## Material supplied
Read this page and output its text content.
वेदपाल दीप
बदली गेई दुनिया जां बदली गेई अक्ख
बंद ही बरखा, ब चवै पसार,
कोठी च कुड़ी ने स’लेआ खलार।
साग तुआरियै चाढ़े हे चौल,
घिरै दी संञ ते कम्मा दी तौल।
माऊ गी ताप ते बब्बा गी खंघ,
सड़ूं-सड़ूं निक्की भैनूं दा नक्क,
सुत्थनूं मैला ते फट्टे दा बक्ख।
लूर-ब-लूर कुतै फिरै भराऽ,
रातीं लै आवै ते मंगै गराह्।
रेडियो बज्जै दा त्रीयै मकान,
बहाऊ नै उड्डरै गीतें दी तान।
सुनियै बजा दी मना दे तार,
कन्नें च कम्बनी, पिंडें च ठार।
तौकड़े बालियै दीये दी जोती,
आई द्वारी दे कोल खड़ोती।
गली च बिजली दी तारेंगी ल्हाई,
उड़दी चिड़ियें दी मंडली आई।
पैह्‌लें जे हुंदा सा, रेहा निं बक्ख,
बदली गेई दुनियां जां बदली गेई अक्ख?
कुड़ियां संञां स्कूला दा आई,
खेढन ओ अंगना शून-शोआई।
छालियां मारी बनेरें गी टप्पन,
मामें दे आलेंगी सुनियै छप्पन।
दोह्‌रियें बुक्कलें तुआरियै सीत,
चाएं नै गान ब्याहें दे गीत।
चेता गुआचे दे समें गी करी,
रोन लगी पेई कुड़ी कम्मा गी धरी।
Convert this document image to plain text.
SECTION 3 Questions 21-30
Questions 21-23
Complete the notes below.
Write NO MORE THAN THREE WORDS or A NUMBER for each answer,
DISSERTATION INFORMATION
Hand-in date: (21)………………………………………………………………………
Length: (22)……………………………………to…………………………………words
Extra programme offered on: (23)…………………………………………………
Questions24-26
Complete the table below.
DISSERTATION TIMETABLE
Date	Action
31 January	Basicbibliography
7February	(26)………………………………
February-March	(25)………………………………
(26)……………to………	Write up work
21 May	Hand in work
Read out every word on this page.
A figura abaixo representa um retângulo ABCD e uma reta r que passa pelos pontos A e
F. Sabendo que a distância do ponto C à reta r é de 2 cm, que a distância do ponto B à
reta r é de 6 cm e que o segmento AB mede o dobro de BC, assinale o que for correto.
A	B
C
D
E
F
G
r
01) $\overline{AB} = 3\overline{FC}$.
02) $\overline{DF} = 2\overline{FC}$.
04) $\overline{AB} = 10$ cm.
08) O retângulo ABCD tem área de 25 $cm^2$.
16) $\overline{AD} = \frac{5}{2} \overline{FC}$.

## What you should do
Repeat the line containing "Convert this document image to plain text." and all subsequent lines through the final line of the data, exactly and with no others.

## Written solution
Convert this document image to plain text.
SECTION 3 Questions 21-30
Questions 21-23
Complete the notes below.
Write NO MORE THAN THREE WORDS or A NUMBER for each answer,
DISSERTATION INFORMATION
Hand-in date: (21)………………………………………………………………………
Length: (22)……………………………………to…………………………………words
Extra programme offered on: (23)…………………………………………………
Questions24-26
Complete the table below.
DISSERTATION TIMETABLE
Date	Action
31 January	Basicbibliography
7February	(26)………………………………
February-March	(25)………………………………
(26)……………to………	Write up work
21 May	Hand in work
Read out every word on this page.
A figura abaixo representa um retângulo ABCD e uma reta r que passa pelos pontos A e
F. Sabendo que a distância do ponto C à reta r é de 2 cm, que a distância do ponto B à
reta r é de 6 cm e que o segmento AB mede o dobro de BC, assinale o que for correto.
A	B
C
D
E
F
G
r
01) $\overline{AB} = 3\overline{FC}$.
02) $\overline{DF} = 2\overline{FC}$.
04) $\overline{AB} = 10$ cm.
08) O retângulo ABCD tem área de 25 $cm^2$.
16) $\overline{AD} = \frac{5}{2} \overline{FC}$.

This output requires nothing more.